[Begin Task material]
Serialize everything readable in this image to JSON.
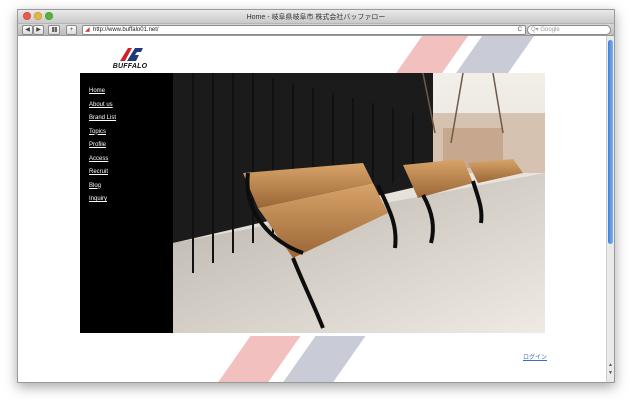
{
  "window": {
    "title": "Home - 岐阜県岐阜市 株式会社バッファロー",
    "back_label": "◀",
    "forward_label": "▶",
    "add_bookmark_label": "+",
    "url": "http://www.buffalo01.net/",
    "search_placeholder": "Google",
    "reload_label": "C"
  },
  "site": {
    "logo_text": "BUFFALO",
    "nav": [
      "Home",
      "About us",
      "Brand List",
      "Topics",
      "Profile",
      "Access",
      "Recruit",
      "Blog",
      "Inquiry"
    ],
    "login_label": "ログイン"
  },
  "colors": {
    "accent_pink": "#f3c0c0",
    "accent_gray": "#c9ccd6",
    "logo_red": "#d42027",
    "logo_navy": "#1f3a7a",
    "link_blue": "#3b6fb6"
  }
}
[End Task material]
(Written instruction)
Without the pictures, copy the material exactly as given.

(Completed exercise)
Serialize everything readable in this image to JSON.
{
  "window": {
    "title": "Home - 岐阜県岐阜市 株式会社バッファロー",
    "back_label": "◀",
    "forward_label": "▶",
    "add_bookmark_label": "+",
    "url": "http://www.buffalo01.net/",
    "search_placeholder": "Google",
    "reload_label": "C"
  },
  "site": {
    "logo_text": "BUFFALO",
    "nav": [
      "Home",
      "About us",
      "Brand List",
      "Topics",
      "Profile",
      "Access",
      "Recruit",
      "Blog",
      "Inquiry"
    ],
    "login_label": "ログイン"
  },
  "colors": {
    "accent_pink": "#f3c0c0",
    "accent_gray": "#c9ccd6",
    "logo_red": "#d42027",
    "logo_navy": "#1f3a7a",
    "link_blue": "#3b6fb6"
  }
}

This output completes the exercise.